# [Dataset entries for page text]
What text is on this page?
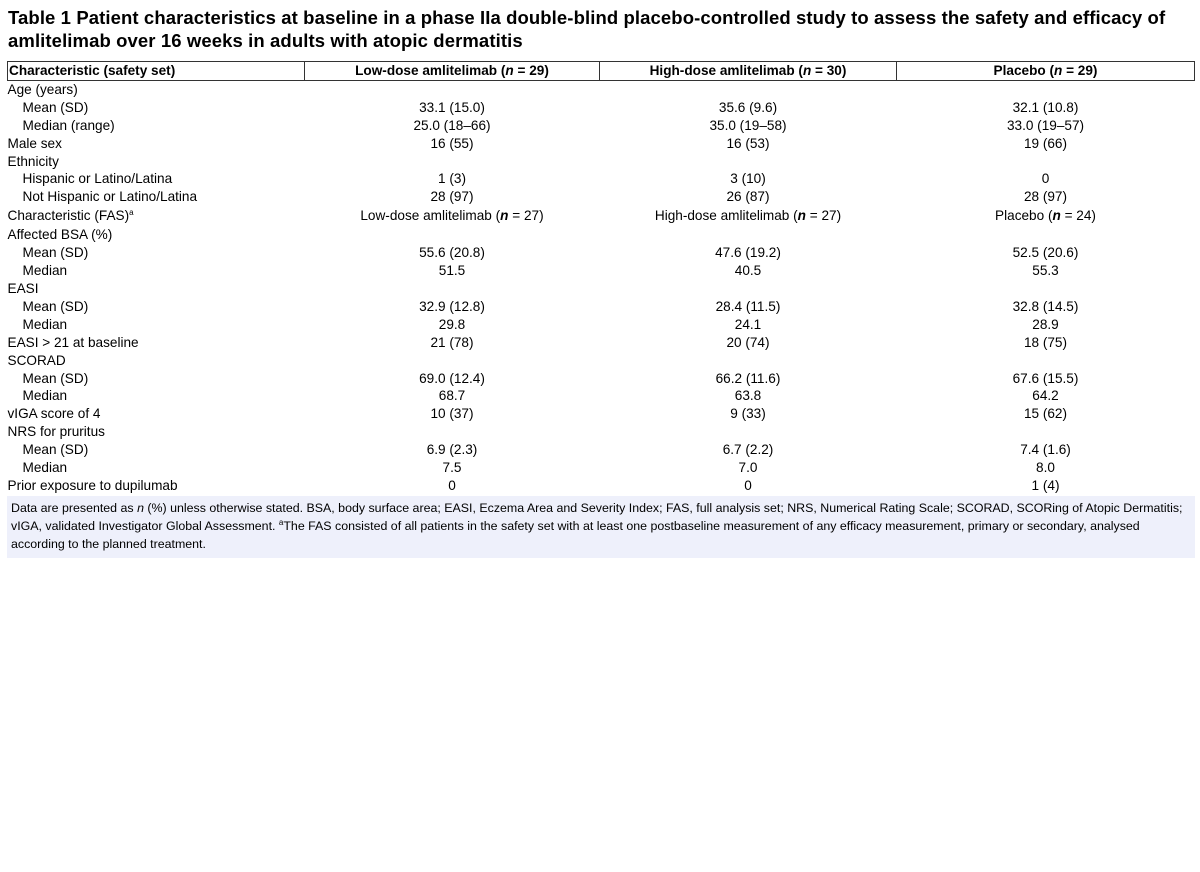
Table 1 Patient characteristics at baseline in a phase IIa double-blind placebo-controlled study to assess the safety and efficacy of amlitelimab over 16 weeks in adults with atopic dermatitis
Characteristic (safety set)	Low-dose amlitelimab (n = 29)	High-dose amlitelimab (n = 30)	Placebo (n = 29)
Age (years)			
Mean (SD)	33.1 (15.0)	35.6 (9.6)	32.1 (10.8)
Median (range)	25.0 (18–66)	35.0 (19–58)	33.0 (19–57)
Male sex	16 (55)	16 (53)	19 (66)
Ethnicity			
Hispanic or Latino/Latina	1 (3)	3 (10)	0
Not Hispanic or Latino/Latina	28 (97)	26 (87)	28 (97)
Characteristic (FAS)$^a$	Low-dose amlitelimab (n = 27)	High-dose amlitelimab (n = 27)	Placebo (n = 24)
Affected BSA (%)			
Mean (SD)	55.6 (20.8)	47.6 (19.2)	52.5 (20.6)
Median	51.5	40.5	55.3
EASI			
Mean (SD)	32.9 (12.8)	28.4 (11.5)	32.8 (14.5)
Median	29.8	24.1	28.9
EASI > 21 at baseline	21 (78)	20 (74)	18 (75)
SCORAD			
Mean (SD)	69.0 (12.4)	66.2 (11.6)	67.6 (15.5)
Median	68.7	63.8	64.2
vIGA score of 4	10 (37)	9 (33)	15 (62)
NRS for pruritus			
Mean (SD)	6.9 (2.3)	6.7 (2.2)	7.4 (1.6)
Median	7.5	7.0	8.0
Prior exposure to dupilumab	0	0	1 (4)
Data are presented as n (%) unless otherwise stated. BSA, body surface area; EASI, Eczema Area and Severity Index; FAS, full analysis set; NRS, Numerical Rating Scale; SCORAD, SCORing of Atopic Dermatitis; vIGA, validated Investigator Global Assessment. $^a$The FAS consisted of all patients in the safety set with at least one postbaseline measurement of any efficacy measurement, primary or secondary, analysed according to the planned treatment.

# [Exercise directions]
Gather up, from the records above, each line where the word "with" appears.

# [Exercise result]
Table 1 Patient characteristics at baseline in a phase IIa double-blind placebo-controlled study to assess the safety and efficacy of amlitelimab over 16 weeks in adults with atopic dermatitis
Data are presented as n (%) unless otherwise stated. BSA, body surface area; EASI, Eczema Area and Severity Index; FAS, full analysis set; NRS, Numerical Rating Scale; SCORAD, SCORing of Atopic Dermatitis; vIGA, validated Investigator Global Assessment. $^a$The FAS consisted of all patients in the safety set with at least one postbaseline measurement of any efficacy measurement, primary or secondary, analysed according to the planned treatment.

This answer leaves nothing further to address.